### 課題
以下に示す更木とやちるについての考察文を、一字一句変えずに全文もう一度書き出してください。

### 提示テキスト
それ以外に斬魄刀が保有者の前に姿を現した例外は、現時点では総隊長・京楽春水のみです。滅却師との戦いで瀕死の重傷を負った際に目の前に現れた時ですね。
これを「具象化は斬魄刀所有者の霊力を消費して行われる」と考えると説明がつきます。
更木は確かに底が知れないほどの霊力を持っています。技術開発局の人間にわざわざ霊力を制御する眼帯を造らせ、それを装着しても余りある霊力を誇っており、その強さは作中屈指です。
ですが、やちるが生まれてからずっと具象化の霊力を消費し続けているというのは、少し無理があるのではないでしょうか。
生まれる時点で「別の肉体として切り離した」とすれば、この霊力消費に関してすんなり解釈できそうです。あくまで一つの解釈として、ですが。
5.更木は何故やちるを生み出したのか
最後に、上記の仮説が正しいと仮定した上で、そもそも何故更木は己の力をわざわざ二つの肉体に分けたのか考えていきます。
5-1.孤独を埋めるため
スターク同様、これがシンプルかつ分かりやすいです。
彼は物心ついた時から最強であり、当時最強と謳われていた初代剣八・卯ノ花八千流ですら彼と対等に斬り合うことはできませんでした。

### 元データ
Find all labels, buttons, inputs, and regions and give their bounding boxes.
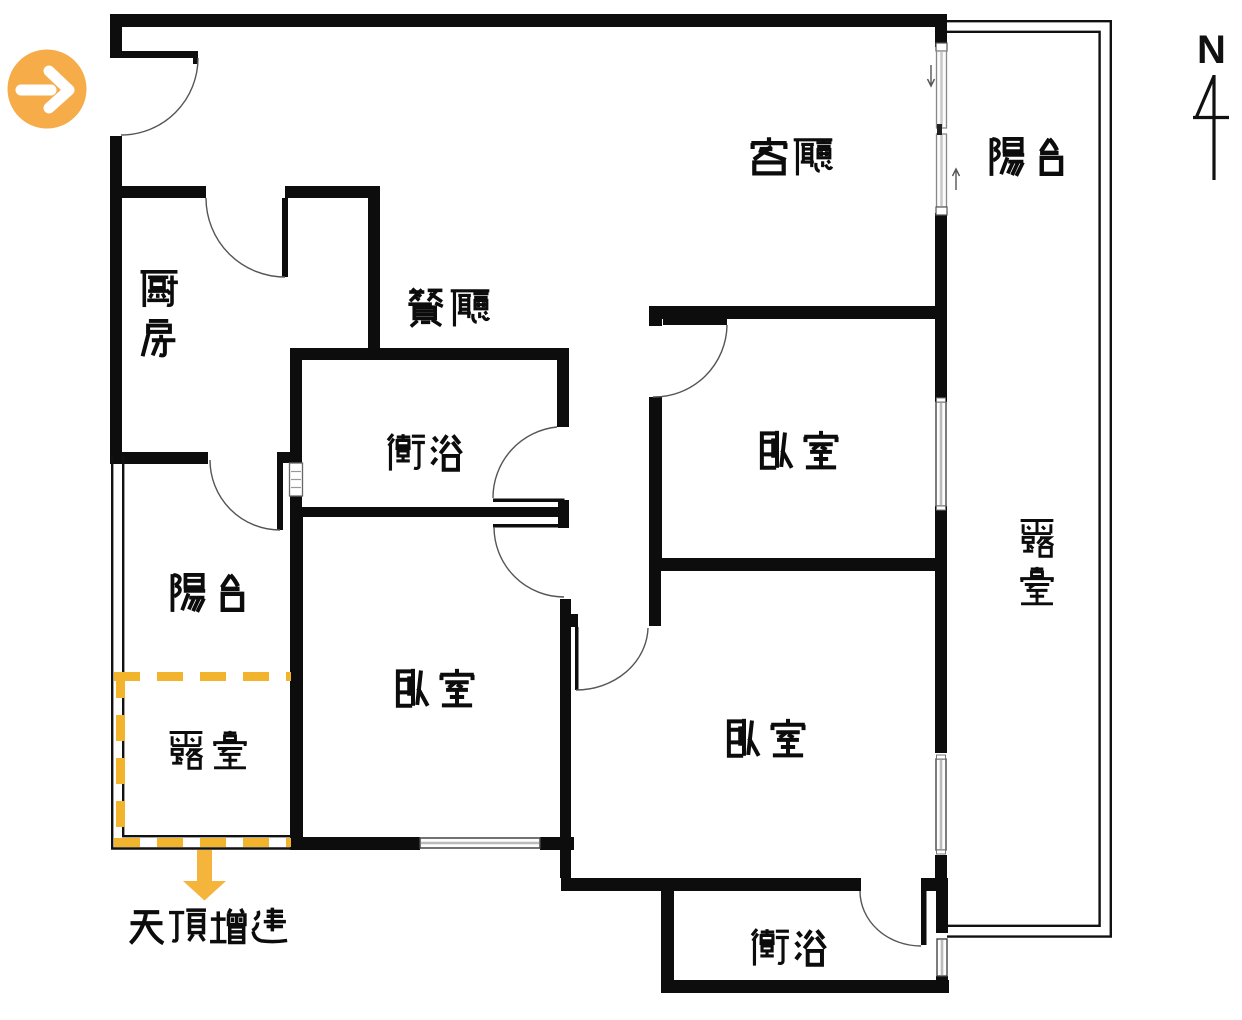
svg-text:N: N <box>1197 28 1226 72</box>
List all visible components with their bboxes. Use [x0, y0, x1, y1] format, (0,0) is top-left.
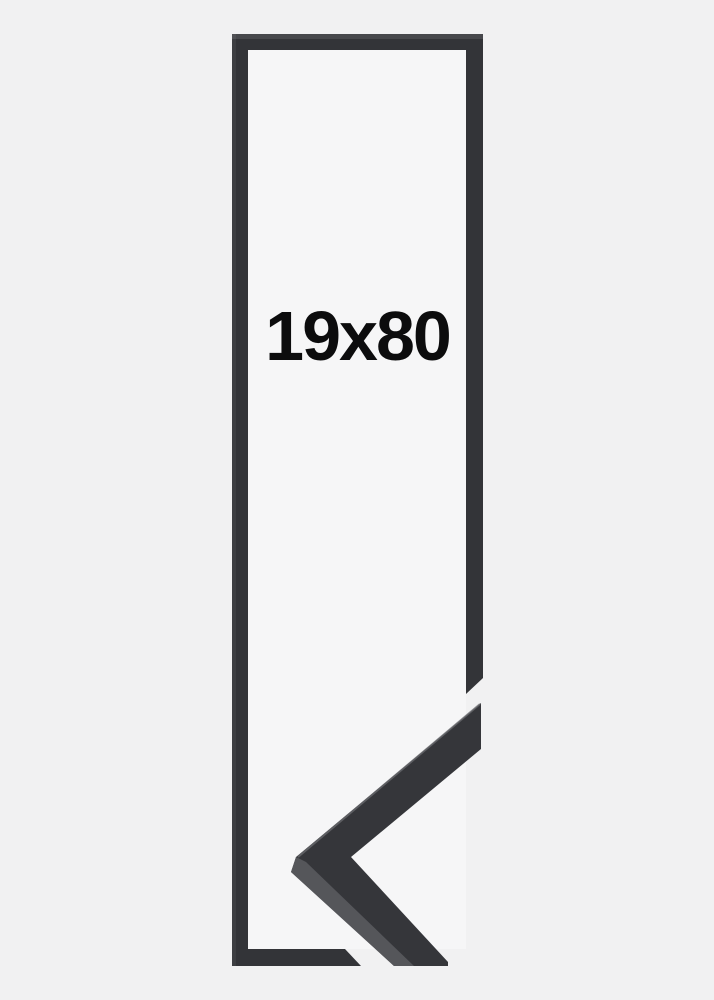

### 解答
それ以外に斬魄刀が保有者の前に姿を現した例外は、現時点では総隊長・京楽春水のみです。滅却師との戦いで瀕死の重傷を負った際に目の前に現れた時ですね。
これを「具象化は斬魄刀所有者の霊力を消費して行われる」と考えると説明がつきます。
更木は確かに底が知れないほどの霊力を持っています。技術開発局の人間にわざわざ霊力を制御する眼帯を造らせ、それを装着しても余りある霊力を誇っており、その強さは作中屈指です。
ですが、やちるが生まれてからずっと具象化の霊力を消費し続けているというのは、少し無理があるのではないでしょうか。
生まれる時点で「別の肉体として切り離した」とすれば、この霊力消費に関してすんなり解釈できそうです。あくまで一つの解釈として、ですが。
5.更木は何故やちるを生み出したのか
最後に、上記の仮説が正しいと仮定した上で、そもそも何故更木は己の力をわざわざ二つの肉体に分けたのか考えていきます。
5-1.孤独を埋めるため
スターク同様、これがシンプルかつ分かりやすいです。
彼は物心ついた時から最強であり、当時最強と謳われていた初代剣八・卯ノ花八千流ですら彼と対等に斬り合うことはできませんでした。